Records from a data collection
......

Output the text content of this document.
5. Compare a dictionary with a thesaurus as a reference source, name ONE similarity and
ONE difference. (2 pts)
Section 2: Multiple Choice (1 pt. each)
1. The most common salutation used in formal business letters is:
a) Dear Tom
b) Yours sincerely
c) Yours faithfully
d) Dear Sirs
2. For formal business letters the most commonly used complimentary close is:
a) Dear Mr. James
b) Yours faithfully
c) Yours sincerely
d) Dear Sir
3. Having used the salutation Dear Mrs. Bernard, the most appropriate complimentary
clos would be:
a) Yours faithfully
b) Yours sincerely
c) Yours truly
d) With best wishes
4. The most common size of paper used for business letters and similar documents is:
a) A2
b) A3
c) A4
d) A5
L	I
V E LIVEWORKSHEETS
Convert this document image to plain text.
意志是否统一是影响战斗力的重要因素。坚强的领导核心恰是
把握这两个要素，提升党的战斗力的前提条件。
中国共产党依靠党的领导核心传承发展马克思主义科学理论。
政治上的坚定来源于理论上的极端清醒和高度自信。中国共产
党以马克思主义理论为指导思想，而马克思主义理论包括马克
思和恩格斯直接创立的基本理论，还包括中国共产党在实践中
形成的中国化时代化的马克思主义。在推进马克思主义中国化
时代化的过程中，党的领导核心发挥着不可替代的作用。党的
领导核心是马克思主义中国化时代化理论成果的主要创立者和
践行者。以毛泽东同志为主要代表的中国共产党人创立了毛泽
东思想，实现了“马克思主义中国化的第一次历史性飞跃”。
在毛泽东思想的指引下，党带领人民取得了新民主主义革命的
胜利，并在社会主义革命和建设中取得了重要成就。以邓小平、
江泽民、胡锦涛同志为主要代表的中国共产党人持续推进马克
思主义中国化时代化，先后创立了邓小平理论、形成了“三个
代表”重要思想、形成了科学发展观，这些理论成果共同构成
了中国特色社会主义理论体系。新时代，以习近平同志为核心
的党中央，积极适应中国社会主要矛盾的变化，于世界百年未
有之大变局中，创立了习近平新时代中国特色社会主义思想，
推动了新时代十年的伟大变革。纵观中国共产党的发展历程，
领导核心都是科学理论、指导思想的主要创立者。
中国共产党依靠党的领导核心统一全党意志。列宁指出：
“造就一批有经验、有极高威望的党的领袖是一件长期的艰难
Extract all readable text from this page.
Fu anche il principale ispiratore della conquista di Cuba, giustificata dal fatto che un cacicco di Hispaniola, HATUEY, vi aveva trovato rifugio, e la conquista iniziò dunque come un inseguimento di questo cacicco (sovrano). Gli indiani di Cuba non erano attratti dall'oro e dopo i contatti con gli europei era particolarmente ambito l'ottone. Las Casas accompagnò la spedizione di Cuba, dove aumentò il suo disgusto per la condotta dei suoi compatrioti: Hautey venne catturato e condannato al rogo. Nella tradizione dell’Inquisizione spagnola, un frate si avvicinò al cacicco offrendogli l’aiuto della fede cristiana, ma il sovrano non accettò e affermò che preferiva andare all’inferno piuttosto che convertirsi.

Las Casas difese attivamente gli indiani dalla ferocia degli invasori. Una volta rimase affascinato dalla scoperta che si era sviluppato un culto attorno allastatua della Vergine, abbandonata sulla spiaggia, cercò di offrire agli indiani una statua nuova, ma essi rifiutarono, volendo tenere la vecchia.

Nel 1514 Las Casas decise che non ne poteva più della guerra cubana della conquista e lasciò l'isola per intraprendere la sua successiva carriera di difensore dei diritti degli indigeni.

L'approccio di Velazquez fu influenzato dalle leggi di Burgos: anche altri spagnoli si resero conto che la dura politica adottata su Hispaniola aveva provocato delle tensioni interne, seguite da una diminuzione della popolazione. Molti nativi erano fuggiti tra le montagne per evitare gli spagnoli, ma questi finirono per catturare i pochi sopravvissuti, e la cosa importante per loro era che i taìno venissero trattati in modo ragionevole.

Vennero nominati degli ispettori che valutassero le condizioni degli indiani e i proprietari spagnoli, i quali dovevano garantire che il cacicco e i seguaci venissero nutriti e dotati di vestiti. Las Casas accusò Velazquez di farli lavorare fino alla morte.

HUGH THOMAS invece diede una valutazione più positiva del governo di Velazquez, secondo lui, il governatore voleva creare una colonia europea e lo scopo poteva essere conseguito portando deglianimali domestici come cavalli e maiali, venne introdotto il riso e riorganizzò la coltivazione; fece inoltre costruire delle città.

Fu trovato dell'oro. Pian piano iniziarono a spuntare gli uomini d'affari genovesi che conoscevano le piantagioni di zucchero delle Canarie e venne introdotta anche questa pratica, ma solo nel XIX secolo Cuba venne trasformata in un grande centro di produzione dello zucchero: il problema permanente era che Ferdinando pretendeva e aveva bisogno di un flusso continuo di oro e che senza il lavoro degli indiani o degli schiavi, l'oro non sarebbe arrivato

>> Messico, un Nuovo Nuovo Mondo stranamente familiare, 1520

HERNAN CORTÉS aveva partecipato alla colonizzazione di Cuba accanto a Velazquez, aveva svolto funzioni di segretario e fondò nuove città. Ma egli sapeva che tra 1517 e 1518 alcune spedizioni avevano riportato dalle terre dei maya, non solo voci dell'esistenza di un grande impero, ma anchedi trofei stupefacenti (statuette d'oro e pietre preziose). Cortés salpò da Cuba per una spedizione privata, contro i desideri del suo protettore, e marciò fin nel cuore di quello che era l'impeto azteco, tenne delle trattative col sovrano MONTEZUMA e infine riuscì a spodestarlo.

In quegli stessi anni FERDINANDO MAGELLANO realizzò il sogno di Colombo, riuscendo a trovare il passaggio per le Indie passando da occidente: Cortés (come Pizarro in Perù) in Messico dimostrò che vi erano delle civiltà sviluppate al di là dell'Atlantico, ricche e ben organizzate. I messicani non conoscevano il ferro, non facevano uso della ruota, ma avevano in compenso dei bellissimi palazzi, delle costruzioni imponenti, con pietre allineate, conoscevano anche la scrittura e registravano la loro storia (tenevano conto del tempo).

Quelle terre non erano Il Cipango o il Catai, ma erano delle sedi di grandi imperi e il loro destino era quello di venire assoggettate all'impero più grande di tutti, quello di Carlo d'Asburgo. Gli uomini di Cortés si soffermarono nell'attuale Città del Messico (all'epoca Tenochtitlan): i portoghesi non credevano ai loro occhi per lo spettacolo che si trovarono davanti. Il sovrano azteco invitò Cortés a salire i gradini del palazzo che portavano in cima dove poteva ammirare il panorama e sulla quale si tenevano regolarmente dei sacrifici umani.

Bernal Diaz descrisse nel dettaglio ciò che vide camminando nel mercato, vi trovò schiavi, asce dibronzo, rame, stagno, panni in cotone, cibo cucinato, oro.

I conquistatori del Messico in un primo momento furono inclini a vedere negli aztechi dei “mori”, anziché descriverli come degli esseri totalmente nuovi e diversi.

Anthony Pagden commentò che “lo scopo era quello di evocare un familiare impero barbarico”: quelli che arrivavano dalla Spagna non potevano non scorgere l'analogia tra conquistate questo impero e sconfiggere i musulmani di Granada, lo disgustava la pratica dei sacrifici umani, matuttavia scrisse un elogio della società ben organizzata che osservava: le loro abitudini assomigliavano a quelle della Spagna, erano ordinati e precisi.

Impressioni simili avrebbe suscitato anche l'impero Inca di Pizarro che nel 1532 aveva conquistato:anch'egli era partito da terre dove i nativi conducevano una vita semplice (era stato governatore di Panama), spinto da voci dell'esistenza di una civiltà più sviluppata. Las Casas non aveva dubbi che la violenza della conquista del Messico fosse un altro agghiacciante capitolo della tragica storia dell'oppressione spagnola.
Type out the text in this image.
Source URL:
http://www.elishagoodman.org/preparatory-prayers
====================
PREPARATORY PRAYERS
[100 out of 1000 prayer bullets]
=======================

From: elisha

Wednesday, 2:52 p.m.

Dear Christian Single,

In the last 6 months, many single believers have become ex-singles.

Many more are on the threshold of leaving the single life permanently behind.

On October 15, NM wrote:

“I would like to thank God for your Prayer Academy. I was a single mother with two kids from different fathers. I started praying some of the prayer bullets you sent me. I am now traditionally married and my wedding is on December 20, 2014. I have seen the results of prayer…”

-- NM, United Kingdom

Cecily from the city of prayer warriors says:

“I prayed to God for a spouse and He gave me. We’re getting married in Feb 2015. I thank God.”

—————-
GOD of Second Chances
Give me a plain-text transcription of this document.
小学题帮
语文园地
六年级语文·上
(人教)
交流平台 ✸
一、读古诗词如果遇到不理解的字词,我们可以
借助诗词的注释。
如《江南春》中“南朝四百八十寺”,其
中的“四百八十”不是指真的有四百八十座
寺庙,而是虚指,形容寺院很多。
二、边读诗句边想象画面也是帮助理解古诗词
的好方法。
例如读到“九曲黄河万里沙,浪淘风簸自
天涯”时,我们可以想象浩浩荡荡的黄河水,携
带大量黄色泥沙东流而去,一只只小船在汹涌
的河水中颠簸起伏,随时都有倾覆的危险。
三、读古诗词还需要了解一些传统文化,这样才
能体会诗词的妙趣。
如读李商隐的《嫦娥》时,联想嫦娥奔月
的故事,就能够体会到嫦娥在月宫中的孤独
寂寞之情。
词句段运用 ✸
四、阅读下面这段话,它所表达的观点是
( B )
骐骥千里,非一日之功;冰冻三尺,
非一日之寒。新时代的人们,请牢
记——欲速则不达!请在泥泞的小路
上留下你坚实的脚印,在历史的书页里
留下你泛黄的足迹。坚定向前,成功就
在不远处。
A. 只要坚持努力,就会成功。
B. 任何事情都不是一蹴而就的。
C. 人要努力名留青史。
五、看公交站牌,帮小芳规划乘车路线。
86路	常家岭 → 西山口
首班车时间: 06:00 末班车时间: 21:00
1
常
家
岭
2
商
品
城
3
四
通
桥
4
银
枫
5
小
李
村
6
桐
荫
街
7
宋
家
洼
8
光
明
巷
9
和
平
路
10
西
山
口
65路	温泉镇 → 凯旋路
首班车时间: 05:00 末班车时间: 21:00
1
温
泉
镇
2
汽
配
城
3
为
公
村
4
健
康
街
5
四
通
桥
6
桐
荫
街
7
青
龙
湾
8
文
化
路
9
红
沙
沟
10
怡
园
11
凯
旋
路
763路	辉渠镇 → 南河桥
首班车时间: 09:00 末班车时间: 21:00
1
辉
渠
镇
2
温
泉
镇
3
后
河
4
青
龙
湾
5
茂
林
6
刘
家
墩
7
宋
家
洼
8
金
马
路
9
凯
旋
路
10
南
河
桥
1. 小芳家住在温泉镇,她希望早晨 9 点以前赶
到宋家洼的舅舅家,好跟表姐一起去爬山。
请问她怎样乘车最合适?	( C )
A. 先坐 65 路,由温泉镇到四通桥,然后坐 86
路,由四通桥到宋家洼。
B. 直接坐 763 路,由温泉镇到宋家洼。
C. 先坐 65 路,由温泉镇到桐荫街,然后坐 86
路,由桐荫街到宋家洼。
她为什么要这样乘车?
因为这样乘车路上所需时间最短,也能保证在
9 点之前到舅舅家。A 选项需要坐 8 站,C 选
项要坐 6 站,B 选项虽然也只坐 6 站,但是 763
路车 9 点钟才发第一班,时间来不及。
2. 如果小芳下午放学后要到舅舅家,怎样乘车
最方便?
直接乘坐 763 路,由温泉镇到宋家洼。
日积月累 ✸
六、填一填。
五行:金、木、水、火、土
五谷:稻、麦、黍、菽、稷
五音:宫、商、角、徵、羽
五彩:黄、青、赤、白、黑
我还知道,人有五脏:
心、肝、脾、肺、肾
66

......

Go through the entries above and pull out each line with "schiavi" in it.

Fu trovato dell'oro. Pian piano iniziarono a spuntare gli uomini d'affari genovesi che conoscevano le piantagioni di zucchero delle Canarie e venne introdotta anche questa pratica, ma solo nel XIX secolo Cuba venne trasformata in un grande centro di produzione dello zucchero: il problema permanente era che Ferdinando pretendeva e aveva bisogno di un flusso continuo di oro e che senza il lavoro degli indiani o degli schiavi, l'oro non sarebbe arrivato
Bernal Diaz descrisse nel dettaglio ciò che vide camminando nel mercato, vi trovò schiavi, asce dibronzo, rame, stagno, panni in cotone, cibo cucinato, oro.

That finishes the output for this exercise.